Dataset items:
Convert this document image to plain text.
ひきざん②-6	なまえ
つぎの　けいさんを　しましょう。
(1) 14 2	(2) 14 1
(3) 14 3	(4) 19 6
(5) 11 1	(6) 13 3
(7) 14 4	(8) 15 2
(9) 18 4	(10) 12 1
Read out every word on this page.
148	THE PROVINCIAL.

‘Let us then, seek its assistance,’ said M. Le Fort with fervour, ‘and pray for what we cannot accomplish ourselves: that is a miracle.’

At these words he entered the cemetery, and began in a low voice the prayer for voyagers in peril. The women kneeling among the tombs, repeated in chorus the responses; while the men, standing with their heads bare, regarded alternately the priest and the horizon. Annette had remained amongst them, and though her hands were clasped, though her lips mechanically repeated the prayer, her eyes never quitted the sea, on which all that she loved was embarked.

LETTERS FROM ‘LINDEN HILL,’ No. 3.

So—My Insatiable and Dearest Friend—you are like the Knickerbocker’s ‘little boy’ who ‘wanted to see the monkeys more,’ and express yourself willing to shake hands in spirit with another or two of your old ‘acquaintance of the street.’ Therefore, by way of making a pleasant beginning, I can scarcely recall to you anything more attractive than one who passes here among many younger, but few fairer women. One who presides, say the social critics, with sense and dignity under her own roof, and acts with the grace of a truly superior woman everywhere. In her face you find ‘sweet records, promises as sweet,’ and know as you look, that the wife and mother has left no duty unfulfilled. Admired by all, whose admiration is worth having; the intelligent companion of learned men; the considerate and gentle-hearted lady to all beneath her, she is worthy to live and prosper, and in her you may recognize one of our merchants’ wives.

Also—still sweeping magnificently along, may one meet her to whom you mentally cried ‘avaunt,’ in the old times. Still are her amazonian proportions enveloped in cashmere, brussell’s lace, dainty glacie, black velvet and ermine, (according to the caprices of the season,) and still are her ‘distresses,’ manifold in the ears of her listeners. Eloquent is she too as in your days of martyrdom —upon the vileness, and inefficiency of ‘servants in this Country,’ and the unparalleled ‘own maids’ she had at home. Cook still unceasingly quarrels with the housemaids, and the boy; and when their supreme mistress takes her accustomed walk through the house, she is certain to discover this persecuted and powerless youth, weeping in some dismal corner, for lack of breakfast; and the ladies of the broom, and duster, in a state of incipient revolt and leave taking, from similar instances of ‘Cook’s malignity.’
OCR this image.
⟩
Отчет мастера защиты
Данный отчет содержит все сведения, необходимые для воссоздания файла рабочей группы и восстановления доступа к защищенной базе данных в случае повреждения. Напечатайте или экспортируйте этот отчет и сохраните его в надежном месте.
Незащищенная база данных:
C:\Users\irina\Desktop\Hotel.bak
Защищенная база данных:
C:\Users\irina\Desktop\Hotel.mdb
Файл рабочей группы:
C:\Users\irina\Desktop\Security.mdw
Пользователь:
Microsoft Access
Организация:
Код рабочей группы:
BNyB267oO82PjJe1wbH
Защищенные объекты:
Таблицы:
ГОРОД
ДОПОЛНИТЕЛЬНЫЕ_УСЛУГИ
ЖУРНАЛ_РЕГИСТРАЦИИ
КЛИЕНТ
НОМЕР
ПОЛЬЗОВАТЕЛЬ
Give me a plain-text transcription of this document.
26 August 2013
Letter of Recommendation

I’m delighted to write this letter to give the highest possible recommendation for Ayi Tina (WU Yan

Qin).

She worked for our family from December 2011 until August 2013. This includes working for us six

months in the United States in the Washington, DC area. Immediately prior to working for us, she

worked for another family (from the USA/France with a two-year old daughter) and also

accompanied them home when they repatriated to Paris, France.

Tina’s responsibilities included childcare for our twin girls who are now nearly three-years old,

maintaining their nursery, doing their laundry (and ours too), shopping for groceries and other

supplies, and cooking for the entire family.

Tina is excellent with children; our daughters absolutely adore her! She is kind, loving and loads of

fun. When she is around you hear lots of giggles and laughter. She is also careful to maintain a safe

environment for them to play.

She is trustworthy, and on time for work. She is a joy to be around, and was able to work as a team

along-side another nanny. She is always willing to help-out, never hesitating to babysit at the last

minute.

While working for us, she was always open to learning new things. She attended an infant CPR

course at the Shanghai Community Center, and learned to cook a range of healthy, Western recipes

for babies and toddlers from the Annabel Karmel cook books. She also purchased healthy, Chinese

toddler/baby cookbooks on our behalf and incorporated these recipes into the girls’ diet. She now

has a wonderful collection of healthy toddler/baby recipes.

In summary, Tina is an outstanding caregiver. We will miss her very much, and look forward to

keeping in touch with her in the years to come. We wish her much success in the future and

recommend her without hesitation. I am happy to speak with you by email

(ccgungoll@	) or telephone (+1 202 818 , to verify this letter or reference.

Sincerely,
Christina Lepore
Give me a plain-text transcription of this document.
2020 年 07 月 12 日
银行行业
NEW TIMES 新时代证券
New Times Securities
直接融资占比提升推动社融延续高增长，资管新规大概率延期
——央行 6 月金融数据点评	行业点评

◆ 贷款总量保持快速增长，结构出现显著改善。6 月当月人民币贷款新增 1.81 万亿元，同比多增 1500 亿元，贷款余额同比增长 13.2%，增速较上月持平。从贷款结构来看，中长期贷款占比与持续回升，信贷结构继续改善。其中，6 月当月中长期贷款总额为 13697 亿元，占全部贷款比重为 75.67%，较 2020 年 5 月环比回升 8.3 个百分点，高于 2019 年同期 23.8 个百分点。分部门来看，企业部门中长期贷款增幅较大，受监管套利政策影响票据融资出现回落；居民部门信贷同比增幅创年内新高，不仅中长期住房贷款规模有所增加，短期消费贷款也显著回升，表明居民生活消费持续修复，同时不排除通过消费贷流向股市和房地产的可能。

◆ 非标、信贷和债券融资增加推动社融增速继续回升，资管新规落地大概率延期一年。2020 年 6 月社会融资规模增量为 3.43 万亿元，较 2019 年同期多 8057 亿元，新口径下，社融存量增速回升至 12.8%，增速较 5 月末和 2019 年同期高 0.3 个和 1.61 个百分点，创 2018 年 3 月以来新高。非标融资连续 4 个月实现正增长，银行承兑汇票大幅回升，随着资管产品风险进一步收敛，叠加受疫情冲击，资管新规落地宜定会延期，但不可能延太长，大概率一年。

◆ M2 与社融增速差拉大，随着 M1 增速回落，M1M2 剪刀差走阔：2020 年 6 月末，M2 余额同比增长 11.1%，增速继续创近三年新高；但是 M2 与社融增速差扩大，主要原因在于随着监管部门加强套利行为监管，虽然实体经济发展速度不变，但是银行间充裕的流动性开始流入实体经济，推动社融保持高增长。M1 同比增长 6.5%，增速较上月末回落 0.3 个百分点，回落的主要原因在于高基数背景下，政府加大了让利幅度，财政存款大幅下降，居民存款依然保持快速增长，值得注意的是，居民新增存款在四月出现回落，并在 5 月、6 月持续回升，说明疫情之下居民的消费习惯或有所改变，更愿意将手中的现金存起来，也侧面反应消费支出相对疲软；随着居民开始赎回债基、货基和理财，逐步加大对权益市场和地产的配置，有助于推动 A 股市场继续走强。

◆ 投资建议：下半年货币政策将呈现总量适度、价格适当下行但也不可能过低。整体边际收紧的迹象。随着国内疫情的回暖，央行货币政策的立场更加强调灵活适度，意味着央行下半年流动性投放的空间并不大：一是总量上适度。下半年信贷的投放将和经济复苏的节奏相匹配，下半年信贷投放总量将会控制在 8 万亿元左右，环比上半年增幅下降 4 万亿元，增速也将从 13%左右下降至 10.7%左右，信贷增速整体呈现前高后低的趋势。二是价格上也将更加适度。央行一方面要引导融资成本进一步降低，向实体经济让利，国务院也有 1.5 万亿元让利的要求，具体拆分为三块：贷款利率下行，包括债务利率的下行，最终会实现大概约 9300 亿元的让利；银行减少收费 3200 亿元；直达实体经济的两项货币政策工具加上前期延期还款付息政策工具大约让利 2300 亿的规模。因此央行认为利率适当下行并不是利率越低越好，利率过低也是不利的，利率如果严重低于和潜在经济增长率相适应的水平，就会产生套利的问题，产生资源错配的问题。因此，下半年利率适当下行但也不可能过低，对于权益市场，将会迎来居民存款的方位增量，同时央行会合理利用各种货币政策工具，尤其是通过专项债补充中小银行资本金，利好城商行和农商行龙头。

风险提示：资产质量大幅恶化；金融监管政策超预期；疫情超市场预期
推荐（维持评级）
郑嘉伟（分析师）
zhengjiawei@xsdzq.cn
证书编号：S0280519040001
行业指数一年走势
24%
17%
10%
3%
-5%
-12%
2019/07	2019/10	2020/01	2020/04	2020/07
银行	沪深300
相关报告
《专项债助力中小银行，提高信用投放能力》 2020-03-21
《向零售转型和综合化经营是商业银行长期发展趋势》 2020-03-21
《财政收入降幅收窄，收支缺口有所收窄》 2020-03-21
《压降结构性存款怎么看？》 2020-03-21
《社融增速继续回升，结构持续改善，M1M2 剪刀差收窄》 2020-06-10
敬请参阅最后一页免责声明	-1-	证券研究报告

# GIVEN PROBLEM:
Using the listing, copy every line where the word "image" shows up.

# THE RESULT:
Convert this document image to plain text.
OCR this image.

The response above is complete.